Complete the following >>
a) In the mailing list reply about FTI queries, list every table named after "from" in the quoted explain query.
b) Reproduce the part of the mailing list reply about FTI queries starting at "Because the query" and ending at "constrained tables.".

Text block >>
----

Re: FTI Queries and Explain

From: Tom Lane <tgl(at)sss(dot)pgh(dot)pa(dot)us>
To: Gordan Bobic <gordan(at)bobich(dot)net>
Cc: pgsql-general(at)postgresql(dot)org
Subject: Re: FTI Queries and Explain
Date: 2001-10-16 14:52:10
Message-ID: 9759.1003243930@sss.pgh.pa.us
Views: Raw Message | Whole Thread | Download mbox | Resend email
Thread:
Lists: pgsql-general

Gordan Bobic <gordan(at)bobich(dot)net> writes:
> [ why is this slow? ]
> explain select jobs.title from jobs, jobs_description_fti,
> jobs_title_fti where (jobs_description_fti.string = 'linux' or
> jobs_title_fti.string = 'linux') and (jobs_description_fti.id = jobs.oid and
> jobs_title_fti.id = jobs.oid);

Because the query is wrong. The way you wrote the WHERE, given a
match in jobs_description_fti and jobs, *any* jobs_title_fti row
with a matching ID will result in an output row. Similarly, given
a match in jobs_title_fti and jobs, *any* jobs_description_fti row
with a matching ID will produce output. So the system generates
what's essentially a doubly nested loop over the insufficiently
constrained tables.

----

[Extracted data entries]
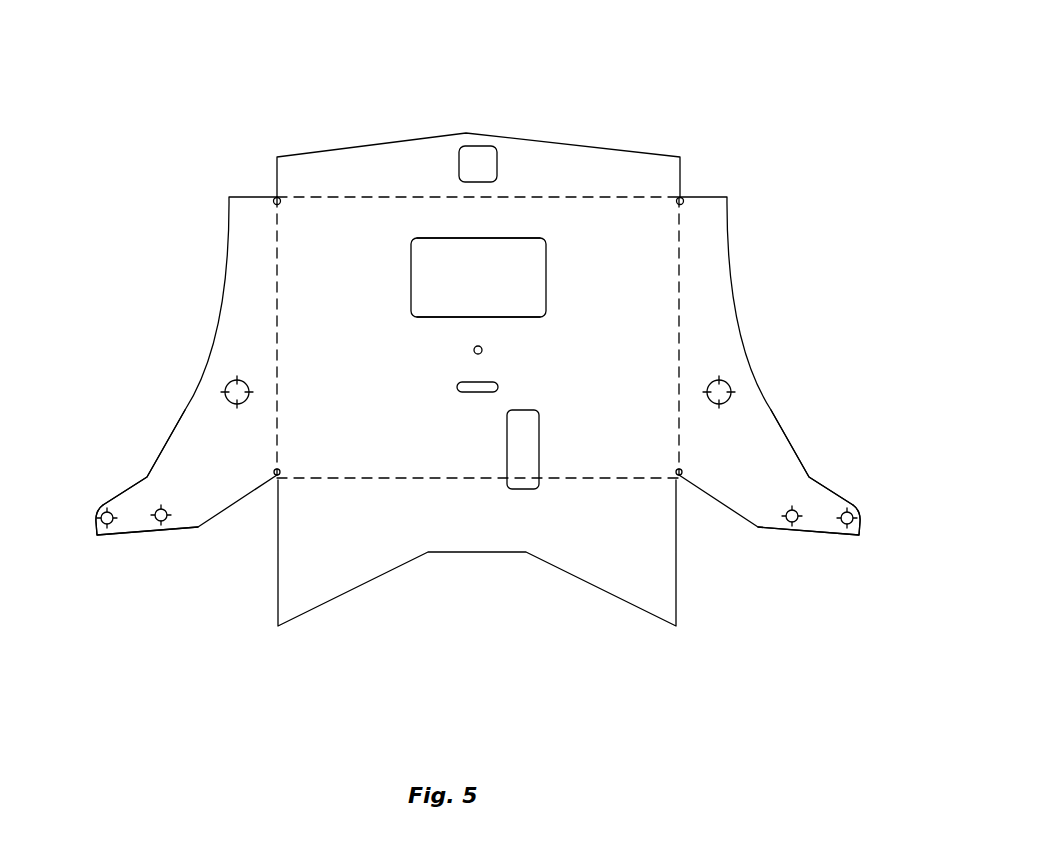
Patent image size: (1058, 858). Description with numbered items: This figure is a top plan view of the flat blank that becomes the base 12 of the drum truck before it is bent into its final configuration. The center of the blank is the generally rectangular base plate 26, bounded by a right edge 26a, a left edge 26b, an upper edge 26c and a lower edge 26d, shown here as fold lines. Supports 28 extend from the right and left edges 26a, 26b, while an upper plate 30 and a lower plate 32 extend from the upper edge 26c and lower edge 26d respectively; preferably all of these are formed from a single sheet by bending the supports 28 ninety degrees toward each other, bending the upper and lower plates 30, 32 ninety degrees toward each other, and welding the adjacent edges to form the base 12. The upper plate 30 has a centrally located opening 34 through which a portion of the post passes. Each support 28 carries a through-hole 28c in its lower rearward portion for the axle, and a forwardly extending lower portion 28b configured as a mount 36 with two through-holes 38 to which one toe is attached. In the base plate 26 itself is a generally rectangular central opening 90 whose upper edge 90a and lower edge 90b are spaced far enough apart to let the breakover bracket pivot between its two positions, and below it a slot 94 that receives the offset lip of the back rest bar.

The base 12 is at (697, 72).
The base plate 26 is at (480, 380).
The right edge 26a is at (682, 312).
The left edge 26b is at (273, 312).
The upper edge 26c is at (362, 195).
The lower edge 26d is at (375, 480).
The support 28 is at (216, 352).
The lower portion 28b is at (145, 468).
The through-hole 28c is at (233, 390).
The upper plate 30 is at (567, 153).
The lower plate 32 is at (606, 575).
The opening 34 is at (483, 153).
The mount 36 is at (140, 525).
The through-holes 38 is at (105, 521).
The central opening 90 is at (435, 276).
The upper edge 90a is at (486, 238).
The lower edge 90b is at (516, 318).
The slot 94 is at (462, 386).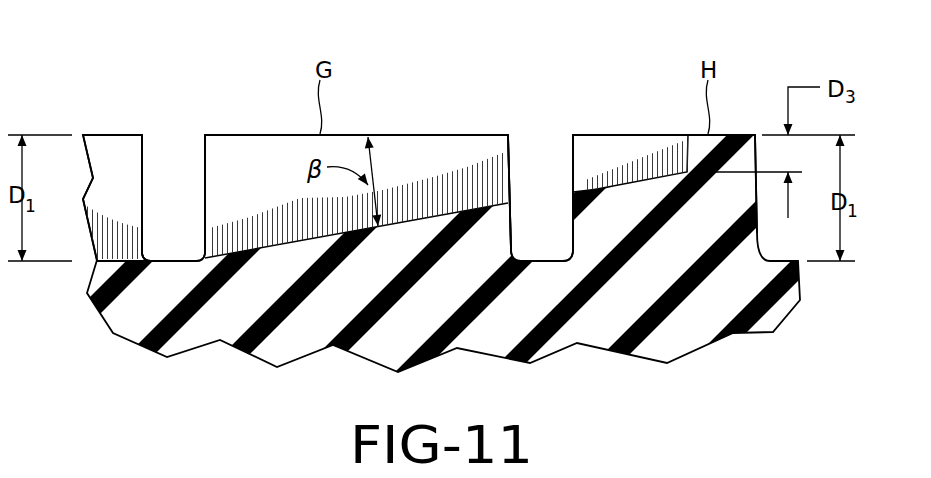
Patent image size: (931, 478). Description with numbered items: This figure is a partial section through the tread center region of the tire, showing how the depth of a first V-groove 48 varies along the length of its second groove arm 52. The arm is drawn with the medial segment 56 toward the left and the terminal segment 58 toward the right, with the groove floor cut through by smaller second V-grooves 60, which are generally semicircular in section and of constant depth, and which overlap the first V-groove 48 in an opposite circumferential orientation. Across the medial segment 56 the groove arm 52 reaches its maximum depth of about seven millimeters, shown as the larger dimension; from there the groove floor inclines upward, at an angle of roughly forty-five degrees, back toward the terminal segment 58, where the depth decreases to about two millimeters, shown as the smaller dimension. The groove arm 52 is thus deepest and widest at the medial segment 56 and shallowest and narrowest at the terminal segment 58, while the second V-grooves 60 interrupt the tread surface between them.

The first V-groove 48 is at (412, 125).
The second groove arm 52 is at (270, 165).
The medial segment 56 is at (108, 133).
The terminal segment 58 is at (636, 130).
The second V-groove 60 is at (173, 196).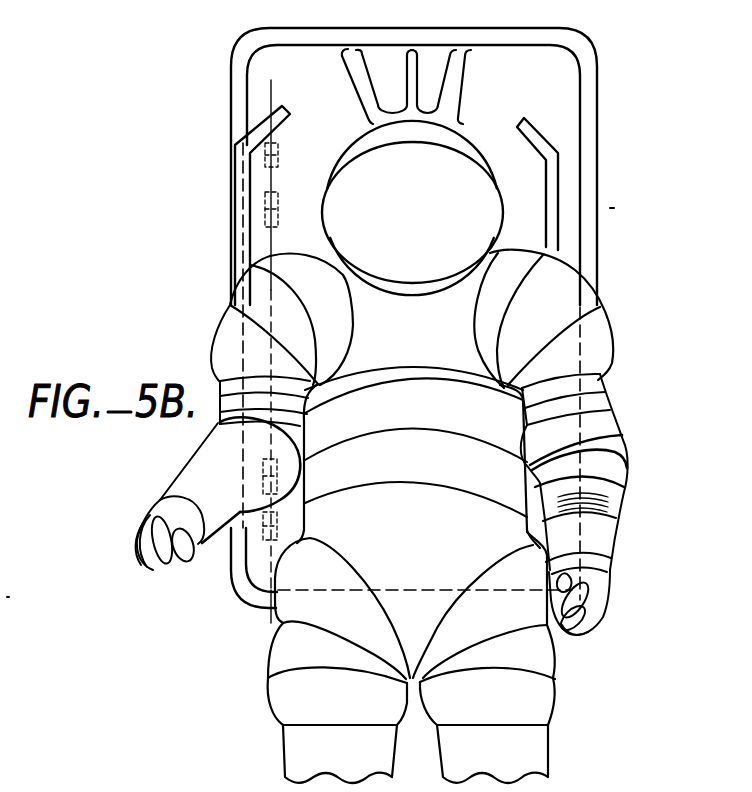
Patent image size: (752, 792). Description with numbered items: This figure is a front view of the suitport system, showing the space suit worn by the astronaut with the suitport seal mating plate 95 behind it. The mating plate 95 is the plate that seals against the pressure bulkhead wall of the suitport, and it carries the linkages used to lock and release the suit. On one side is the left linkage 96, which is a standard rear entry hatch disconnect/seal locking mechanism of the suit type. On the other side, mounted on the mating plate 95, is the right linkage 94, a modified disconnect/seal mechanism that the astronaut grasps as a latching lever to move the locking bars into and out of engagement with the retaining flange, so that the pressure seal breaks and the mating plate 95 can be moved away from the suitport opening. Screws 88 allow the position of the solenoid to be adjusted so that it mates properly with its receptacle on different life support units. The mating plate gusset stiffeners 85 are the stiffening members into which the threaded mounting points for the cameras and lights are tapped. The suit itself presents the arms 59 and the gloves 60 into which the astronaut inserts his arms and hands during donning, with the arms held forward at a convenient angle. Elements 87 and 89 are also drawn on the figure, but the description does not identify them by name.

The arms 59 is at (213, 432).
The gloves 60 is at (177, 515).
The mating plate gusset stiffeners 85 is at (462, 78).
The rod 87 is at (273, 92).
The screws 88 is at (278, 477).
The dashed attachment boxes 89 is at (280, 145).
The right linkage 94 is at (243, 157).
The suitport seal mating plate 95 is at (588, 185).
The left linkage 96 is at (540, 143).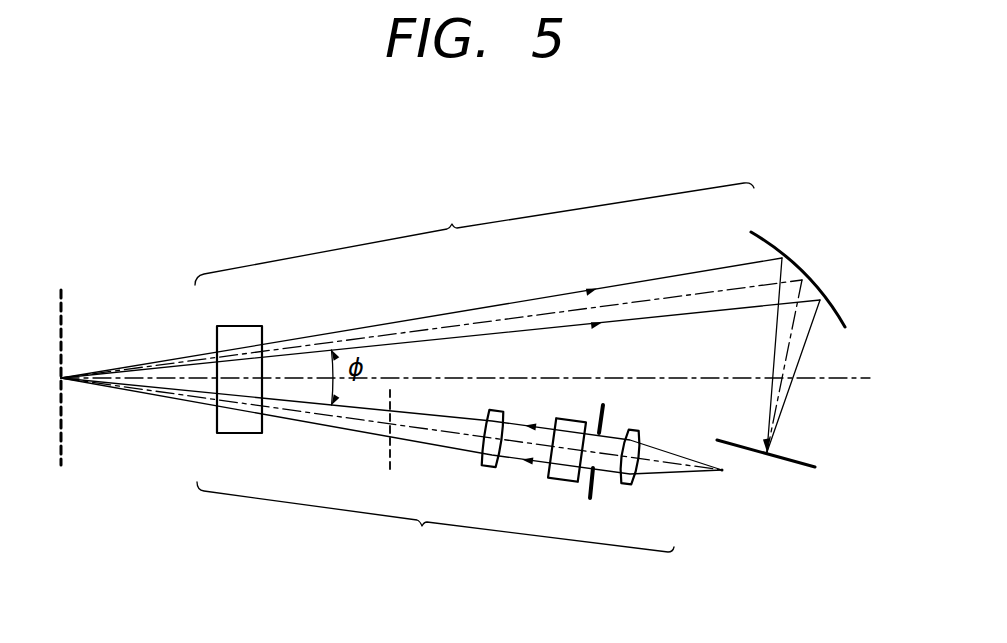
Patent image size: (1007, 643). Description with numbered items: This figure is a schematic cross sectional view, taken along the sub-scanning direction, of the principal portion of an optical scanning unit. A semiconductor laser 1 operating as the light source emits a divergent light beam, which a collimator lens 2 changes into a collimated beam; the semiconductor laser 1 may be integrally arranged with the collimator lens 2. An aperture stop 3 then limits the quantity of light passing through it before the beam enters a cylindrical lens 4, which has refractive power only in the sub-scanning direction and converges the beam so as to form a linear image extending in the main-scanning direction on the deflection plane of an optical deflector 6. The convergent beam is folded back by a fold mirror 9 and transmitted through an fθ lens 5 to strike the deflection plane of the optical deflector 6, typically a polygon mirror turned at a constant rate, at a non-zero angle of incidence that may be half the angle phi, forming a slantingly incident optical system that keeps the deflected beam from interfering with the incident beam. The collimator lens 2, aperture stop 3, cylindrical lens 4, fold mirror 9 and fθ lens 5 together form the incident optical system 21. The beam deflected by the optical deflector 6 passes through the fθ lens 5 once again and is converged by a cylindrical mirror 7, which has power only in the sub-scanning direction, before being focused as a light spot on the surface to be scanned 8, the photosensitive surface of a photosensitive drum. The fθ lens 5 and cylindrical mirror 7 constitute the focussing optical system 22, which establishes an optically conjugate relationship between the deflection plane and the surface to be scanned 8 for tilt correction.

----

Answers to the exercises >>
a) jobs, jobs_description_fti, jobs_title_fti

b)
Because the query is wrong. The way you wrote the WHERE, given a
match in jobs_description_fti and jobs, *any* jobs_title_fti row
with a matching ID will result in an output row. Similarly, given
a match in jobs_title_fti and jobs, *any* jobs_description_fti row
with a matching ID will produce output. So the system generates
what's essentially a doubly nested loop over the insufficiently
constrained tables.